• **The exercise**:
Find each line with the string "development" and report it.

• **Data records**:

──────────

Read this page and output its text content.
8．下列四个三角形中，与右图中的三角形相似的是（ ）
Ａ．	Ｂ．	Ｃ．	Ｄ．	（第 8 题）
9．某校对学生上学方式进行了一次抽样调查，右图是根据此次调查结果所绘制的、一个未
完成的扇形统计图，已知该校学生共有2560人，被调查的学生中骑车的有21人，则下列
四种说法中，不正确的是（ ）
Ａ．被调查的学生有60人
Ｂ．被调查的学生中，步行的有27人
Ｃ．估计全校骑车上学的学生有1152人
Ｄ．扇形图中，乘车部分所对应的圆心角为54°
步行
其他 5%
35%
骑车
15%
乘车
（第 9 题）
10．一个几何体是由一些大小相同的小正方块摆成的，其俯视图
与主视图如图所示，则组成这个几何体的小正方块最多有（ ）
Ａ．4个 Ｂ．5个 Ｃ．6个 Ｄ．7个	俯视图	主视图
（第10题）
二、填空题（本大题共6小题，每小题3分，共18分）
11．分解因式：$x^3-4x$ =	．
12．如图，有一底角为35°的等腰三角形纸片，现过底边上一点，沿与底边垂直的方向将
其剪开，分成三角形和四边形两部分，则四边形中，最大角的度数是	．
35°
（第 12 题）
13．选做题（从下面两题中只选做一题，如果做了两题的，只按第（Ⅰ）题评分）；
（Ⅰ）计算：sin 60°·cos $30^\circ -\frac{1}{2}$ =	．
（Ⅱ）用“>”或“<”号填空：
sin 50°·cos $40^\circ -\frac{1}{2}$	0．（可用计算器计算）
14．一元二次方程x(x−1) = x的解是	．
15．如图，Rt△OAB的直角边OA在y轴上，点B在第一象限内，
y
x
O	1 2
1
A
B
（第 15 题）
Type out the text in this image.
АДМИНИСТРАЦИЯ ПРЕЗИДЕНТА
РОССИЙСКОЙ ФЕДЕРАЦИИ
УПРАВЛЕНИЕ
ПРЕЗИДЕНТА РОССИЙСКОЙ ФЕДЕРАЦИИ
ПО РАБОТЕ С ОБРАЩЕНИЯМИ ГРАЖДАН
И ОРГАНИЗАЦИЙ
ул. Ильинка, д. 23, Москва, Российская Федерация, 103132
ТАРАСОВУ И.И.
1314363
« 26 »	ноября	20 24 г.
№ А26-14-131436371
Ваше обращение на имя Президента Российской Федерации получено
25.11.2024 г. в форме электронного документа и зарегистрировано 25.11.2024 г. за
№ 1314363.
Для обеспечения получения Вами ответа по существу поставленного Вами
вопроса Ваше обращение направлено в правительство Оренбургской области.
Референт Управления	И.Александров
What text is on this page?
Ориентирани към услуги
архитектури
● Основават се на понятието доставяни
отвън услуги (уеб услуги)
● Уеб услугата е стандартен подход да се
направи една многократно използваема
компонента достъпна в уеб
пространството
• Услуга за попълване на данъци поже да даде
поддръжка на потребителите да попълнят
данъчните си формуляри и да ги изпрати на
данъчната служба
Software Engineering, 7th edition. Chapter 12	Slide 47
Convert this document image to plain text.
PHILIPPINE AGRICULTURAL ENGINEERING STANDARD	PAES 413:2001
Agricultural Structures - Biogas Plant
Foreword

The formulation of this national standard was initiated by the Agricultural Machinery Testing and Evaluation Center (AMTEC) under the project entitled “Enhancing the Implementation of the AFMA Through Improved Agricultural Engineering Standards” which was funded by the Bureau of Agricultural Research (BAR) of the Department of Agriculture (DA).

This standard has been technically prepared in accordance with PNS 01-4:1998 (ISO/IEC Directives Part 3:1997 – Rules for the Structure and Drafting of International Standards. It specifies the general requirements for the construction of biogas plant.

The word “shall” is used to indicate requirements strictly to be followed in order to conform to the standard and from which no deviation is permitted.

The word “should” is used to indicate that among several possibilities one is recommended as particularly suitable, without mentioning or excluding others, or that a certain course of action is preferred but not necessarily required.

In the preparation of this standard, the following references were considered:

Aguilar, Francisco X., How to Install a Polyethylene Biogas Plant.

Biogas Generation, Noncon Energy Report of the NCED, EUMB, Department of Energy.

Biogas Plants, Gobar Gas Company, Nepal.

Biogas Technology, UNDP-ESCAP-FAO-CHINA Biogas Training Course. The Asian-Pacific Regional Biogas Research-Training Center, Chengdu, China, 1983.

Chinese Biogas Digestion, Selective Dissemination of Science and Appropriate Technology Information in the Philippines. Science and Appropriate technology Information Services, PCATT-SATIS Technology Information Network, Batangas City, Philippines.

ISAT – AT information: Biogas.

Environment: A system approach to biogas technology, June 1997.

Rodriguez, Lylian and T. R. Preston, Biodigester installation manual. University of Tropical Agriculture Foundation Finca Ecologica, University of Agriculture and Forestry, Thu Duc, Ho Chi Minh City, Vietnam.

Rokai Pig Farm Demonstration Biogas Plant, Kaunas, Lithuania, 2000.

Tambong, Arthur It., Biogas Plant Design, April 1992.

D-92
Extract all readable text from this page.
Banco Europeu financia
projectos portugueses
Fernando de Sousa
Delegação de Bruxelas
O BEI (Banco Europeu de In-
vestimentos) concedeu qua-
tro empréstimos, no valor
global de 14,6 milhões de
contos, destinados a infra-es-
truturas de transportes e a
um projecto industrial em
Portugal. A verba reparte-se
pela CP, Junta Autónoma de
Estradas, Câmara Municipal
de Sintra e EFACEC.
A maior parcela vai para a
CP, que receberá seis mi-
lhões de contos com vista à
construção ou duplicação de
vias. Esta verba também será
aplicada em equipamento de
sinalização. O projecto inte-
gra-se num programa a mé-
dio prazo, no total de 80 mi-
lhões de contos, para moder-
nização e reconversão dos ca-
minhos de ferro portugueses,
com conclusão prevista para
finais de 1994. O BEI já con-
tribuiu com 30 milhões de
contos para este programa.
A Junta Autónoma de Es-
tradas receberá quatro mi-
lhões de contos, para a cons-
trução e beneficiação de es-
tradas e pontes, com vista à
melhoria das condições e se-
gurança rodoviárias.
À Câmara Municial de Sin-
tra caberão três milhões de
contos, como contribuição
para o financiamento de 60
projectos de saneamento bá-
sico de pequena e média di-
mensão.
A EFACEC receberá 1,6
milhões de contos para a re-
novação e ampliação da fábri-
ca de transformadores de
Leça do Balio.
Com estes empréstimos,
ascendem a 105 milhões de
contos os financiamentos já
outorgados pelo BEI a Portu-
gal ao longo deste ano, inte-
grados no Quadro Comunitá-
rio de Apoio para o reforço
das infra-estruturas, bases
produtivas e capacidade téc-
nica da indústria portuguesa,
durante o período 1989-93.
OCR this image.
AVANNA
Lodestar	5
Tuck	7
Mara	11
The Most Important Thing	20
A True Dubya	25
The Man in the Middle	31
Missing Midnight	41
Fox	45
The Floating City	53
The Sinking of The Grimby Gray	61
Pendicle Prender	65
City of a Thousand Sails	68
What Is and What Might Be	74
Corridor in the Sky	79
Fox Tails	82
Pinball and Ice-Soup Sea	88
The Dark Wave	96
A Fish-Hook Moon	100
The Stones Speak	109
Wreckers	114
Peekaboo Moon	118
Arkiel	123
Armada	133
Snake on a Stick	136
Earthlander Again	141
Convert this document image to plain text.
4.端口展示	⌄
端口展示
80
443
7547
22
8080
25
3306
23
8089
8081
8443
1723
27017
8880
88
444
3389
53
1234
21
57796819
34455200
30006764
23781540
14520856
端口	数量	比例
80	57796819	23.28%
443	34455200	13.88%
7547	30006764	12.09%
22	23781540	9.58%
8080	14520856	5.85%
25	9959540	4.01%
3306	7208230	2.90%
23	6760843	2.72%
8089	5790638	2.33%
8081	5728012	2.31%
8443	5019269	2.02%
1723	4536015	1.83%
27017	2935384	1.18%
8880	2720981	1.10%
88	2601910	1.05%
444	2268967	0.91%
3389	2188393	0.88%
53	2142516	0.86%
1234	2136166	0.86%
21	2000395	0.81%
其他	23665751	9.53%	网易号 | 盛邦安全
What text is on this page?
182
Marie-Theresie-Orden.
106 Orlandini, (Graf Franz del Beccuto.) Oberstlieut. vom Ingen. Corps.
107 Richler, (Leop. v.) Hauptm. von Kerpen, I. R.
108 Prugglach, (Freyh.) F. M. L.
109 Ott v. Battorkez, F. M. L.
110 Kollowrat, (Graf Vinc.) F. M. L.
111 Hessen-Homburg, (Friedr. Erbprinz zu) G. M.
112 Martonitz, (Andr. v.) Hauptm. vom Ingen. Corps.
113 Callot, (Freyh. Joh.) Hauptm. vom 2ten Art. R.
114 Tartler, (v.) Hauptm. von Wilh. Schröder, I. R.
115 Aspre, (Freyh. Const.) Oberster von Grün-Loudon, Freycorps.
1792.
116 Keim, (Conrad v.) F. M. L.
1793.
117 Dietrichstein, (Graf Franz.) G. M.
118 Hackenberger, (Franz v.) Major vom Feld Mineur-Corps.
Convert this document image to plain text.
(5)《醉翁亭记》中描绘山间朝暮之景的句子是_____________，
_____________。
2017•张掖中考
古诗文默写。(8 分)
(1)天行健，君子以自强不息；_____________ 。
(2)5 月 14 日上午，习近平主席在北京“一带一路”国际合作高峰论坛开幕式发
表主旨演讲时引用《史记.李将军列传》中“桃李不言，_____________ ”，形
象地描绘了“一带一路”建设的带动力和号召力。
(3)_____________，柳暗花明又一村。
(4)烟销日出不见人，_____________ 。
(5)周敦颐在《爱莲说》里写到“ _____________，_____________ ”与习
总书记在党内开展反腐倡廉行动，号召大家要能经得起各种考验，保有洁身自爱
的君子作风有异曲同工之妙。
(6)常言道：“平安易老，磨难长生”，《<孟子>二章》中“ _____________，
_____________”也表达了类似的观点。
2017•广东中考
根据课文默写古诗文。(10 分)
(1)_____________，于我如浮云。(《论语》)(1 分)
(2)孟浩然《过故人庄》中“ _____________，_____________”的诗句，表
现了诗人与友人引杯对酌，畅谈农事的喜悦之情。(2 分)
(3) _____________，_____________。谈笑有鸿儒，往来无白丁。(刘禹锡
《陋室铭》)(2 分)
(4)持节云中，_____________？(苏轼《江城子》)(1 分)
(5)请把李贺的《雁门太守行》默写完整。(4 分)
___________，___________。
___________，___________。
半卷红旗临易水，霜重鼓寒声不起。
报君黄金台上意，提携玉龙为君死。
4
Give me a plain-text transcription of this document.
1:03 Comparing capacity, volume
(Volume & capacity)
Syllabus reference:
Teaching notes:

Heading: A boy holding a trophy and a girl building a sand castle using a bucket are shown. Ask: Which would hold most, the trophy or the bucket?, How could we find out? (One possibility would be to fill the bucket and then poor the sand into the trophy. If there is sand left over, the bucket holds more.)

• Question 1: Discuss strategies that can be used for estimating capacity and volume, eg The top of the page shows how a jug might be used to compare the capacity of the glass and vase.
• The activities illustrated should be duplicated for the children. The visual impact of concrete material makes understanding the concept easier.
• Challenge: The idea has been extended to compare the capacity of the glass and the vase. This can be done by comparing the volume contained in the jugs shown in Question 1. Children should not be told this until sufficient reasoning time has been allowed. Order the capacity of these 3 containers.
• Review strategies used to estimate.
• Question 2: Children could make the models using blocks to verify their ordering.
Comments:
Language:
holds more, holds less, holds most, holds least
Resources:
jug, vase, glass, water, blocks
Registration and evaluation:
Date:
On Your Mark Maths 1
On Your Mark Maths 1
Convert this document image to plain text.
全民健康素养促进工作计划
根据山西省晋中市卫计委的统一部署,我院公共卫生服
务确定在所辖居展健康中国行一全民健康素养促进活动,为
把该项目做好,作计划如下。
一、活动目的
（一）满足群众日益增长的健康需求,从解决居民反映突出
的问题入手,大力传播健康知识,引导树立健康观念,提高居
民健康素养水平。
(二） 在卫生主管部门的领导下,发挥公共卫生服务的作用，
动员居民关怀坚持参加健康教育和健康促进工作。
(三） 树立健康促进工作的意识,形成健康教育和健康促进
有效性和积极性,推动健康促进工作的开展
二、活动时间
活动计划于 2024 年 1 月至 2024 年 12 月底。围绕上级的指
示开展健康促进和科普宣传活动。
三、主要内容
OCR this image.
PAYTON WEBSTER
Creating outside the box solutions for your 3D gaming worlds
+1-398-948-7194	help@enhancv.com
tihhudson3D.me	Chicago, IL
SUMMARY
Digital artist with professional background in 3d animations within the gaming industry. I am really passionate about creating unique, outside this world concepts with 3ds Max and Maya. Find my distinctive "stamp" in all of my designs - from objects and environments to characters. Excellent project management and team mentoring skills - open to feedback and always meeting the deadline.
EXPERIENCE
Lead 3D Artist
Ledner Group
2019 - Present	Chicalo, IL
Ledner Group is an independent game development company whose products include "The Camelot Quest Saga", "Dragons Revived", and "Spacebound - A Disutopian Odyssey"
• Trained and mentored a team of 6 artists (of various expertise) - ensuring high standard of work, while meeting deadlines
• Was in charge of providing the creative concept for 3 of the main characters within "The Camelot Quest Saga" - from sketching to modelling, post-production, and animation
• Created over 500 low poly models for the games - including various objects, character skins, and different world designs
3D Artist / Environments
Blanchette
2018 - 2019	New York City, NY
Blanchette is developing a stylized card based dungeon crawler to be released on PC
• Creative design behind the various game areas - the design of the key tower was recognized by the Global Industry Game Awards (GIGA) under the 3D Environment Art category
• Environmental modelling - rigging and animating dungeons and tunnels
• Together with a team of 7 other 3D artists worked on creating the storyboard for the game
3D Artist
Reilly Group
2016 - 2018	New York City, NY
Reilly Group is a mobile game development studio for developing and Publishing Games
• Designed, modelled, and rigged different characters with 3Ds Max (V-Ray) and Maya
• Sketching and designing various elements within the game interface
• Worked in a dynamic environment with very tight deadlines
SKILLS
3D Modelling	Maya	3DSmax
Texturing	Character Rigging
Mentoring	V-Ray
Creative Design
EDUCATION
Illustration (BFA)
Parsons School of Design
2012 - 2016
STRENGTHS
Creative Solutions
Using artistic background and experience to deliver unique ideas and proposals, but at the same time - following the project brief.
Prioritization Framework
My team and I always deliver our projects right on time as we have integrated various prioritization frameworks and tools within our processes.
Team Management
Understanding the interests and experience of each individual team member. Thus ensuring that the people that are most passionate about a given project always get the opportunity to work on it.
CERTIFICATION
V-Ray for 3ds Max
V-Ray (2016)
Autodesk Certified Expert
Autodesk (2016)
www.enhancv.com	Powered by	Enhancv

──────────

• **The completed task**:
Ledner Group is an independent game development company whose products include "The Camelot Quest Saga", "Dragons Revived", and "Spacebound - A Disutopian Odyssey"
Reilly Group is a mobile game development studio for developing and Publishing Games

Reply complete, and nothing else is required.